Job:
Select all lines in the records that include "PLATE".
* START Record set *
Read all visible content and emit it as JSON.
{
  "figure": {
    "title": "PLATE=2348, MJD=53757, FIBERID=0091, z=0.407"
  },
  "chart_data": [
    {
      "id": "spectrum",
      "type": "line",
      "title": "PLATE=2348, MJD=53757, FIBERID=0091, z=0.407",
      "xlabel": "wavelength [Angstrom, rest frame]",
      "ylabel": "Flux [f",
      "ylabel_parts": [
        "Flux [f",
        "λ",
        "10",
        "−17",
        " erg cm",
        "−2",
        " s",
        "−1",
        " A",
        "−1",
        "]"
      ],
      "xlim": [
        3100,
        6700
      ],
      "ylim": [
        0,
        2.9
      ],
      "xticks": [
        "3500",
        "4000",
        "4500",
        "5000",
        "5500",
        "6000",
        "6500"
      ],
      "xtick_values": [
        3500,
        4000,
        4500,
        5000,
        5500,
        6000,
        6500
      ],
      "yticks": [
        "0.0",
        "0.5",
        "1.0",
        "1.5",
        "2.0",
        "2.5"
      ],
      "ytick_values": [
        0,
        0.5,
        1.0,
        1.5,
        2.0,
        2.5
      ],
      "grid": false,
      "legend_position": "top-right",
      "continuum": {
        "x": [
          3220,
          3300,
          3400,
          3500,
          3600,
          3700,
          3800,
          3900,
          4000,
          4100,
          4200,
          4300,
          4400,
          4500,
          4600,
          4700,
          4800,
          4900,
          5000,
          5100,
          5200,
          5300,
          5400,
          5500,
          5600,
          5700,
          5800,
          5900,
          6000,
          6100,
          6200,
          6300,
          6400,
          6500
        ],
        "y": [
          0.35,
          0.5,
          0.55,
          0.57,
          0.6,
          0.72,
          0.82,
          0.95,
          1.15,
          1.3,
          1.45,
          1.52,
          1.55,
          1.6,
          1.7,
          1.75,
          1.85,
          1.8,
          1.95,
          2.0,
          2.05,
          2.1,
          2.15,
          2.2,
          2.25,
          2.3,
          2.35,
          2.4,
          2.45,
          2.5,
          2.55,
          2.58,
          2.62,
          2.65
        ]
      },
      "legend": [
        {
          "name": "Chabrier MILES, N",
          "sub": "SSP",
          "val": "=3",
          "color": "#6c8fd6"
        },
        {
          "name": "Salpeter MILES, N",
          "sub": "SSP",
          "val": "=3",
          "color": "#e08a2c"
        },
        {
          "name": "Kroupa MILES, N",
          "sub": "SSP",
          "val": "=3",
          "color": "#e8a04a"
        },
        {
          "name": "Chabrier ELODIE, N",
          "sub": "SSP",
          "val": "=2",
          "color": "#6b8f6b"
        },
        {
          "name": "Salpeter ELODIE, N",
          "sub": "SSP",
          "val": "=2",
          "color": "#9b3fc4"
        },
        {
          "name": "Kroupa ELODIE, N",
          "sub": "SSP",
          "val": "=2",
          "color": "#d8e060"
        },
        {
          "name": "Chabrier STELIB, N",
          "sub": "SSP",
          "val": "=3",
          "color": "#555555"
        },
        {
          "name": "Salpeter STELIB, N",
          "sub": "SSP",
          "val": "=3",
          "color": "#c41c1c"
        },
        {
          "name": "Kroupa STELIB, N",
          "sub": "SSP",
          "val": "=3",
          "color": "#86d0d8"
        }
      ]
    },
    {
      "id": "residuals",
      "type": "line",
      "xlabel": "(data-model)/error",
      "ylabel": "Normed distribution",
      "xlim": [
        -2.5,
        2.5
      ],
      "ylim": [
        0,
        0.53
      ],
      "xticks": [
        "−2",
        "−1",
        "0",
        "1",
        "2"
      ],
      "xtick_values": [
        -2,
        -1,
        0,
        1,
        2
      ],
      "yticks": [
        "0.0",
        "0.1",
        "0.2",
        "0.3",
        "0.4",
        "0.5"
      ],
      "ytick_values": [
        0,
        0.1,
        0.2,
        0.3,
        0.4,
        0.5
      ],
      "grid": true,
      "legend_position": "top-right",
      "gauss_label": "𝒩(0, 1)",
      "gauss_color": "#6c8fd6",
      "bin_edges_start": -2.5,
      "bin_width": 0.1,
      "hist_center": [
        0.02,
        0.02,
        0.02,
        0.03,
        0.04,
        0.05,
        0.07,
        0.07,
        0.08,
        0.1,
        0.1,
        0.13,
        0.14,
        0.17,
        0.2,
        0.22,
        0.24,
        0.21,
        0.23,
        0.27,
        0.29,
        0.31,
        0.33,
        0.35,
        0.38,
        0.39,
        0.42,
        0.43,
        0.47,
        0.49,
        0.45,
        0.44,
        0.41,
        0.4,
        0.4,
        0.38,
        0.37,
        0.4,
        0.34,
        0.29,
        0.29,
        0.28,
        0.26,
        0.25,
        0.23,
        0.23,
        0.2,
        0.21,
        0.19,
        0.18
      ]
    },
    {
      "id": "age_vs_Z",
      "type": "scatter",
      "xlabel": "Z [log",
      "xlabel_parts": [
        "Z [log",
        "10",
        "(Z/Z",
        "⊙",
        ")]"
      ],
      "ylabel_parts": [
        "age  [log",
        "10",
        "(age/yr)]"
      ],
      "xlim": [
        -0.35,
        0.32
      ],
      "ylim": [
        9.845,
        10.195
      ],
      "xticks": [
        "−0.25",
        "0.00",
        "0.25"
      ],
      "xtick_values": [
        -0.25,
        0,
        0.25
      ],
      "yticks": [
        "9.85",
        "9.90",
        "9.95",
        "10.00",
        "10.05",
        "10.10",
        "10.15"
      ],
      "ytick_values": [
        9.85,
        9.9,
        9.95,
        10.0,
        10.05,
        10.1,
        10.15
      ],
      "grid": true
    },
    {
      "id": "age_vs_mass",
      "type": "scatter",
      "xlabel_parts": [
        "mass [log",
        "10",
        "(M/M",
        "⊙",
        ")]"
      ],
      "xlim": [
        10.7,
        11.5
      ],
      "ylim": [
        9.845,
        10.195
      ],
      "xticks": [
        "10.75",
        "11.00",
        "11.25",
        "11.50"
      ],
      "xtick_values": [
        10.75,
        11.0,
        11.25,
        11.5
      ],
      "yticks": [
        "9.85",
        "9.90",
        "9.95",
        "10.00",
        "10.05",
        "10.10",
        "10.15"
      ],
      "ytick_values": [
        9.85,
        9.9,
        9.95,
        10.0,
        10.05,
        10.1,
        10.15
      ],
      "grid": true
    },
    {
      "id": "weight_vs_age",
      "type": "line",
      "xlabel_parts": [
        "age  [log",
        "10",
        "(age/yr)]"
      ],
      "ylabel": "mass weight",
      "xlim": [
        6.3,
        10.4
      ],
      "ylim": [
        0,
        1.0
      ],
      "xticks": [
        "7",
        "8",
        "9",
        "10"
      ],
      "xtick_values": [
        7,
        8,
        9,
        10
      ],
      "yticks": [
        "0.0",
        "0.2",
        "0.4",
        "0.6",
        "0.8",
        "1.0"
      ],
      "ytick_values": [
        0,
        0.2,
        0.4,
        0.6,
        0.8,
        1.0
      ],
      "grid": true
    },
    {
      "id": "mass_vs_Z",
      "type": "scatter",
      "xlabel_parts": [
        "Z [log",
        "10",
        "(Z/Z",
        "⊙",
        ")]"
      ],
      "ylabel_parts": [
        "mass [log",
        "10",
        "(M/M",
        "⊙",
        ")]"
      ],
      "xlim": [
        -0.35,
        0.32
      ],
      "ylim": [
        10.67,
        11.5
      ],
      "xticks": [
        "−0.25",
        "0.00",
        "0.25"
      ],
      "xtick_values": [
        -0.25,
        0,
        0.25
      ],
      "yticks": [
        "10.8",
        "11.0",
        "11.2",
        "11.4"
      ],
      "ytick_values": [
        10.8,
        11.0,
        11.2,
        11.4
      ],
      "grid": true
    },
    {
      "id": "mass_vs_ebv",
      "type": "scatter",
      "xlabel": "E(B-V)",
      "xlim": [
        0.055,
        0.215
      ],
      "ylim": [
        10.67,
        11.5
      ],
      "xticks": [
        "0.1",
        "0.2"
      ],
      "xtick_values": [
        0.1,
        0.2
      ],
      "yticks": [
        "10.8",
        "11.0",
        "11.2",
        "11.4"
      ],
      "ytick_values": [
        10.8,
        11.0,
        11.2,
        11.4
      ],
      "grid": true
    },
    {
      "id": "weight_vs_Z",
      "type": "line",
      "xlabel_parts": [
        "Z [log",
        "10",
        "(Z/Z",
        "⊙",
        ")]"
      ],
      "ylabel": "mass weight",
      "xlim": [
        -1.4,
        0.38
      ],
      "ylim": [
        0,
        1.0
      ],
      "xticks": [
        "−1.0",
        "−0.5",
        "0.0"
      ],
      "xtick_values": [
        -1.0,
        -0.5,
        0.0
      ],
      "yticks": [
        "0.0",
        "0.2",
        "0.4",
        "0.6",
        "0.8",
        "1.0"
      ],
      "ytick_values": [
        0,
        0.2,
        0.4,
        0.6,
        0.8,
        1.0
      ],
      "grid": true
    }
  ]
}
* END Record set *
Answer for this exercise:
    "title": "PLATE=2348, MJD=53757, FIBERID=0091, z=0.407"
      "title": "PLATE=2348, MJD=53757, FIBERID=0091, z=0.407",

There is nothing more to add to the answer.